» **Work to complete**
Present each line of the entries below that holds the word "hint".

[Stored data]
** BEGIN **
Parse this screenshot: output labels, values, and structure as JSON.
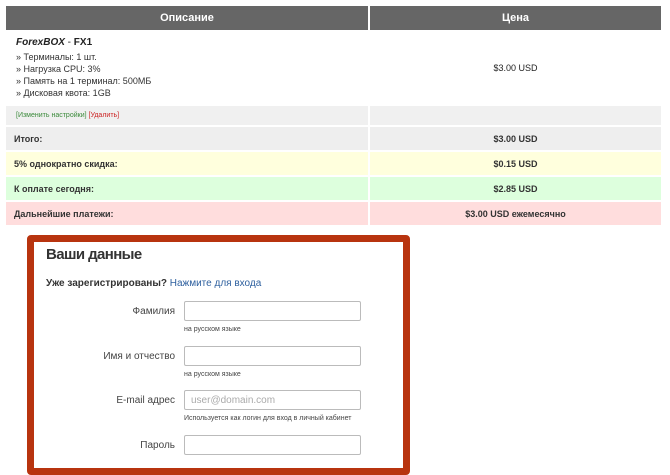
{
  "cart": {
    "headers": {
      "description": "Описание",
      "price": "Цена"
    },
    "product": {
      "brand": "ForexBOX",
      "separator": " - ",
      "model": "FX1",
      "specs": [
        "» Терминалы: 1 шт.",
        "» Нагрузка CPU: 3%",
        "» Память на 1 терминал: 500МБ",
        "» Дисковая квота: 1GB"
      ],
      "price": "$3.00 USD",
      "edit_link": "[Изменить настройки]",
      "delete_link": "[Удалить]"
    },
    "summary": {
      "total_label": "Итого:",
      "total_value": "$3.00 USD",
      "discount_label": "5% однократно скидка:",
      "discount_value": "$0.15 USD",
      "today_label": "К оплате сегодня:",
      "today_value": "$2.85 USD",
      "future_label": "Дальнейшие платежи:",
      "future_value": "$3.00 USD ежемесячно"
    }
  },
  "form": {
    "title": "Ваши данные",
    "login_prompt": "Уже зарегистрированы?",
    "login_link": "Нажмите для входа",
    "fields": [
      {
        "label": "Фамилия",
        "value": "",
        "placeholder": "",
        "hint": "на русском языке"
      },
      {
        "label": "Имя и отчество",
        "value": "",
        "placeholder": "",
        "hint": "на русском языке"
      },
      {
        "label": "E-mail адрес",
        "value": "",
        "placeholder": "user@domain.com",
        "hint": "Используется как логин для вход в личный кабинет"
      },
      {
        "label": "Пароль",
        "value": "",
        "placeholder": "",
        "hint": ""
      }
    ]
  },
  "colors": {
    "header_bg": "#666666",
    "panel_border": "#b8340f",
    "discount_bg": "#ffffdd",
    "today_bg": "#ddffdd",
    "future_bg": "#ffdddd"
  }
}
** END **
» **Complete answer**
        "hint": "на русском языке"
        "hint": "на русском языке"
        "hint": "Используется как логин для вход в личный кабинет"
        "hint": ""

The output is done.